- _Problem statement_:
Gather up the lines that contain "полости".

- _Given entries_:
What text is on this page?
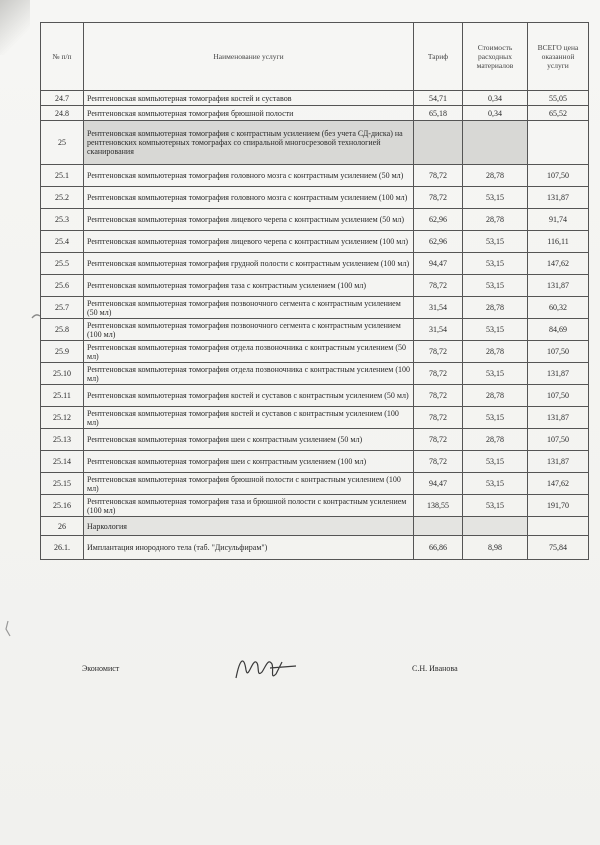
№ п/п	Наименование услуги	Тариф	Стоимость расходных материалов	ВСЕГО цена оказанной услуги
24.7	Рентгеновская компьютерная томография костей и суставов	54,71	0,34	55,05
24.8	Рентгеновская компьютерная томография брюшной полости	65,18	0,34	65,52
25	Рентгеновская компьютерная томография с контрастным усилением (без учета СД-диска) на рентгеновских компьютерных томографах со спиральной многосрезовой технологией сканирования			
25.1	Рентгеновская компьютерная томография головного мозга с контрастным усилением (50 мл)	78,72	28,78	107,50
25.2	Рентгеновская компьютерная томография головного мозга с контрастным усилением (100 мл)	78,72	53,15	131,87
25.3	Рентгеновская компьютерная томография лицевого черепа с контрастным усилением (50 мл)	62,96	28,78	91,74
25.4	Рентгеновская компьютерная томография лицевого черепа с контрастным усилением (100 мл)	62,96	53,15	116,11
25.5	Рентгеновская компьютерная томография грудной полости с контрастным усилением (100 мл)	94,47	53,15	147,62
25.6	Рентгеновская компьютерная томография таза с контрастным усилением (100 мл)	78,72	53,15	131,87
25.7	Рентгеновская компьютерная томография позвоночного сегмента с контрастным усилением (50 мл)	31,54	28,78	60,32
25.8	Рентгеновская компьютерная томография позвоночного сегмента с контрастным усилением (100 мл)	31,54	53,15	84,69
25.9	Рентгеновская компьютерная томография отдела позвоночника с контрастным усилением (50 мл)	78,72	28,78	107,50
25.10	Рентгеновская компьютерная томография отдела позвоночника с контрастным усилением (100 мл)	78,72	53,15	131,87
25.11	Рентгеновская компьютерная томография костей и суставов с контрастным усилением (50 мл)	78,72	28,78	107,50
25.12	Рентгеновская компьютерная томография костей и суставов с контрастным усилением (100 мл)	78,72	53,15	131,87
25.13	Рентгеновская компьютерная томография шеи с контрастным усилением (50 мл)	78,72	28,78	107,50
25.14	Рентгеновская компьютерная томография шеи с контрастным усилением (100 мл)	78,72	53,15	131,87
25.15	Рентгеновская компьютерная томография брюшной полости с контрастным усилением (100 мл)	94,47	53,15	147,62
25.16	Рентгеновская компьютерная томография таза и брюшной полости с контрастным усилением (100 мл)	138,55	53,15	191,70
26	Наркология			
26.1.	Имплантация инородного тела (таб. "Дисульфирам")	66,86	8,98	75,84
Экономист	С.Н. Иванова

- _Complete output_:
24.8	Рентгеновская компьютерная томография брюшной полости	65,18	0,34	65,52
25.5	Рентгеновская компьютерная томография грудной полости с контрастным усилением (100 мл)	94,47	53,15	147,62
25.15	Рентгеновская компьютерная томография брюшной полости с контрастным усилением (100 мл)	94,47	53,15	147,62
25.16	Рентгеновская компьютерная томография таза и брюшной полости с контрастным усилением (100 мл)	138,55	53,15	191,70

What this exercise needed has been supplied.